-- CHALLENGE --
Find the lines of data that contain the string "color", then list them.

-- DATA EXTRACT --
==*==
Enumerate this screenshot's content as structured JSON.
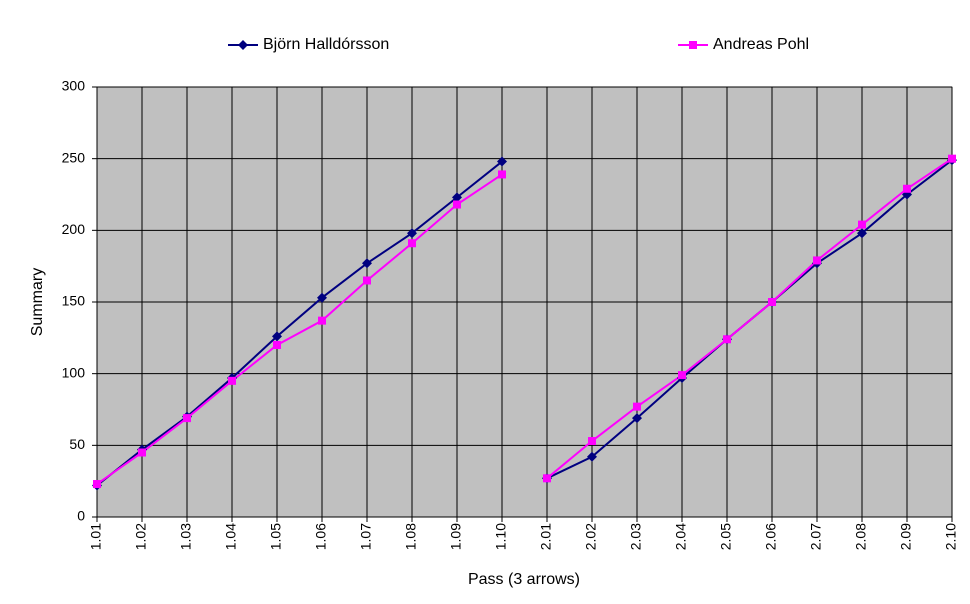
{
  "chart_data": {
    "type": "line",
    "x_label": "Pass (3 arrows)",
    "y_label": "Summary",
    "categories": [
      "1.01",
      "1.02",
      "1.03",
      "1.04",
      "1.05",
      "1.06",
      "1.07",
      "1.08",
      "1.09",
      "1.10",
      "2.01",
      "2.02",
      "2.03",
      "2.04",
      "2.05",
      "2.06",
      "2.07",
      "2.08",
      "2.09",
      "2.10"
    ],
    "breaks": [
      10
    ],
    "series": [
      {
        "name": "Björn Halldórsson",
        "color": "#000080",
        "marker": "diamond",
        "values": [
          22,
          47,
          70,
          97,
          126,
          153,
          177,
          198,
          223,
          248,
          27,
          42,
          69,
          97,
          124,
          150,
          177,
          198,
          225,
          249
        ]
      },
      {
        "name": "Andreas Pohl",
        "color": "#ff00ff",
        "marker": "square",
        "values": [
          23,
          45,
          69,
          95,
          120,
          137,
          165,
          191,
          218,
          239,
          27,
          53,
          77,
          99,
          124,
          150,
          179,
          204,
          229,
          250
        ]
      }
    ],
    "ylim": [
      0,
      300
    ],
    "yticks": [
      0,
      50,
      100,
      150,
      200,
      250,
      300
    ],
    "grid": true,
    "plot_background": "#c0c0c0",
    "legend": "top"
  }
}
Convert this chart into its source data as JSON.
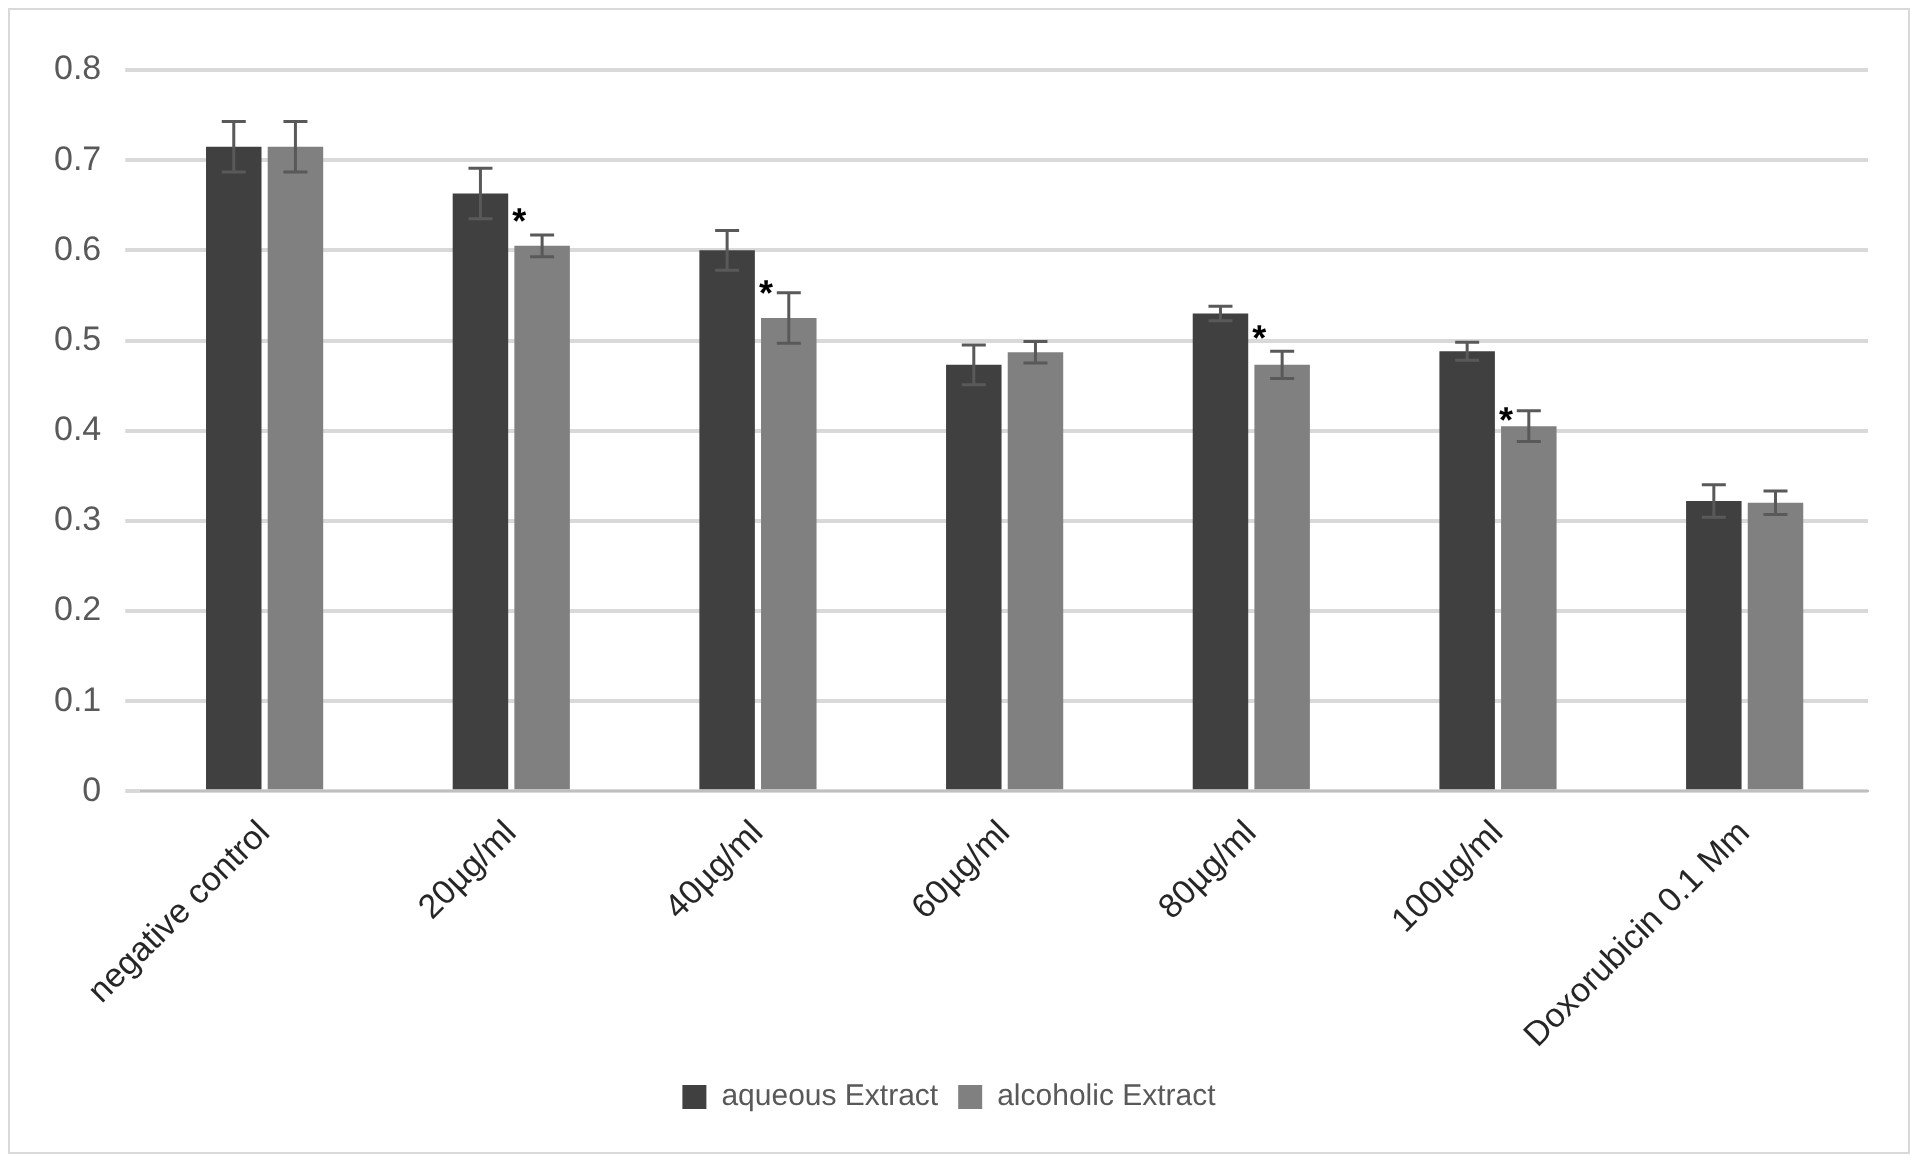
{
  "chart_data": {
    "type": "bar",
    "categories": [
      "negative control",
      "20µg/ml",
      "40µg/ml",
      "60µg/ml",
      "80µg/ml",
      "100µg/ml",
      "Doxorubicin 0.1 Mm"
    ],
    "series": [
      {
        "name": "aqueous Extract",
        "color": "#404040",
        "values": [
          0.715,
          0.663,
          0.6,
          0.473,
          0.53,
          0.488,
          0.322
        ],
        "errors": [
          0.028,
          0.028,
          0.022,
          0.022,
          0.008,
          0.01,
          0.018
        ]
      },
      {
        "name": "alcoholic Extract",
        "color": "#808080",
        "values": [
          0.715,
          0.605,
          0.525,
          0.487,
          0.473,
          0.405,
          0.32
        ],
        "errors": [
          0.028,
          0.012,
          0.028,
          0.012,
          0.015,
          0.017,
          0.013
        ]
      }
    ],
    "ylim": [
      0,
      0.8
    ],
    "yticks": [
      0,
      0.1,
      0.2,
      0.3,
      0.4,
      0.5,
      0.6,
      0.7,
      0.8
    ],
    "annotations": [
      {
        "text": "*",
        "x": "20µg/ml",
        "y": 0.63
      },
      {
        "text": "*",
        "x": "40µg/ml",
        "y": 0.55
      },
      {
        "text": "*",
        "x": "80µg/ml",
        "y": 0.5
      },
      {
        "text": "*",
        "x": "100µg/ml",
        "y": 0.41
      }
    ],
    "grid": "y",
    "legend": "bottom"
  }
}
==*==
-- EXERCISE OUTPUT --
        "color": "#000080",
        "color": "#ff00ff",
        "color": "#404040",
        "color": "#808080",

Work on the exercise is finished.